> _TASK GOAL_
Look through the listing for the word "arrow". Copy each line that has it.

(Records from a data collection)
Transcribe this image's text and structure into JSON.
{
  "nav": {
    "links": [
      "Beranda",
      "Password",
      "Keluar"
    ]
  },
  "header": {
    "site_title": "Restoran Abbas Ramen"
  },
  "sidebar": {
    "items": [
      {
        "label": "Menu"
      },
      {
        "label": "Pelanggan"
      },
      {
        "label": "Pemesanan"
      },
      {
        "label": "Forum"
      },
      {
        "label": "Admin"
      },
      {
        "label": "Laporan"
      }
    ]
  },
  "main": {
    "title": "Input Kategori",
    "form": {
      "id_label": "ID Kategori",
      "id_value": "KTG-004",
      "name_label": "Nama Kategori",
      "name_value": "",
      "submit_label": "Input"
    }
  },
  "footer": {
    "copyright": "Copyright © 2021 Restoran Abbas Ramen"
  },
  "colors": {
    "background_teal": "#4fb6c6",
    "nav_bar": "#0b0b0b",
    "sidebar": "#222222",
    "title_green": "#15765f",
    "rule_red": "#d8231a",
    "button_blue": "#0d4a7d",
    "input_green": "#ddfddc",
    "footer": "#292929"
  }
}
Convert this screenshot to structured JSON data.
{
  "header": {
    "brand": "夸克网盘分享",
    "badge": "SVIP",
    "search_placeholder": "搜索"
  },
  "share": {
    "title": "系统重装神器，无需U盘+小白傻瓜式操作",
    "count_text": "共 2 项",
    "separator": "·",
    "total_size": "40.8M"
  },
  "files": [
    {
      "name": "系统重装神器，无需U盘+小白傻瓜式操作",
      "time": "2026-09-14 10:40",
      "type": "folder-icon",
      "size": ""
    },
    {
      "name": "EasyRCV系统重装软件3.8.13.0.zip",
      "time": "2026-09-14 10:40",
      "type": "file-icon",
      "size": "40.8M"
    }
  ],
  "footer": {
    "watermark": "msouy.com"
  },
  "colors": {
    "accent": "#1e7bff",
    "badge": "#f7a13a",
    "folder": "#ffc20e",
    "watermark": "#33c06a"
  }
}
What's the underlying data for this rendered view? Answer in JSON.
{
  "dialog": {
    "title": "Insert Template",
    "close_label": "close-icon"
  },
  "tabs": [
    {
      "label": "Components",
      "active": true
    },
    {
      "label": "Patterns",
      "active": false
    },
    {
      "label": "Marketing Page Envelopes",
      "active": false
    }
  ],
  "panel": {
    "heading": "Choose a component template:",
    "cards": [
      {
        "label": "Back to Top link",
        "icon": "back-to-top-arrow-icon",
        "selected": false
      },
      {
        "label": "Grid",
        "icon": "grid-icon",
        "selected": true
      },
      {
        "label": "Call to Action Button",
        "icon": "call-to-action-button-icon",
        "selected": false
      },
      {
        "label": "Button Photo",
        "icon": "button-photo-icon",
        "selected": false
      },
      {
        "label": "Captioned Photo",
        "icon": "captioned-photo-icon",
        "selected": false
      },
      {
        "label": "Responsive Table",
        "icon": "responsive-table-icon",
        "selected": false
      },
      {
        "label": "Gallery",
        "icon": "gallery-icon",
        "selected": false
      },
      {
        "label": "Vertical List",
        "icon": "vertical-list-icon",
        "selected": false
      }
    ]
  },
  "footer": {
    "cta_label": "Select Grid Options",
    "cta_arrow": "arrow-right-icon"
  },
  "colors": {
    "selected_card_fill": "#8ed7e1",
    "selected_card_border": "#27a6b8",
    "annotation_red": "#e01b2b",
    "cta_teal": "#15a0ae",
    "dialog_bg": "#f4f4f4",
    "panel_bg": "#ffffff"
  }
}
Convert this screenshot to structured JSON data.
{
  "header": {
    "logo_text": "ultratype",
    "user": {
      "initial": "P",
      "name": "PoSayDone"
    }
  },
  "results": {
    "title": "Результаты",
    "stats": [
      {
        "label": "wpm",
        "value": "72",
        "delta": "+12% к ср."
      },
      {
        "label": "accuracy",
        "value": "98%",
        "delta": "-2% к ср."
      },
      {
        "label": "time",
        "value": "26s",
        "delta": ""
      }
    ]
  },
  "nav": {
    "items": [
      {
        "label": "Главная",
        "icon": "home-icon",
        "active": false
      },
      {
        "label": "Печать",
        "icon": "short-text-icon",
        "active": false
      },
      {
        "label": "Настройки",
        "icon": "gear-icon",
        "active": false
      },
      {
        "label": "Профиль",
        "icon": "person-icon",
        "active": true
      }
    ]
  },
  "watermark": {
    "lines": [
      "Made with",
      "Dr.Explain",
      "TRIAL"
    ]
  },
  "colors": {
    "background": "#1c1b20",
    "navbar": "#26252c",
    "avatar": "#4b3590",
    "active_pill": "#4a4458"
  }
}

> _PROBLEM SOLUTION_
        "icon": "back-to-top-arrow-icon",
    "cta_arrow": "arrow-right-icon"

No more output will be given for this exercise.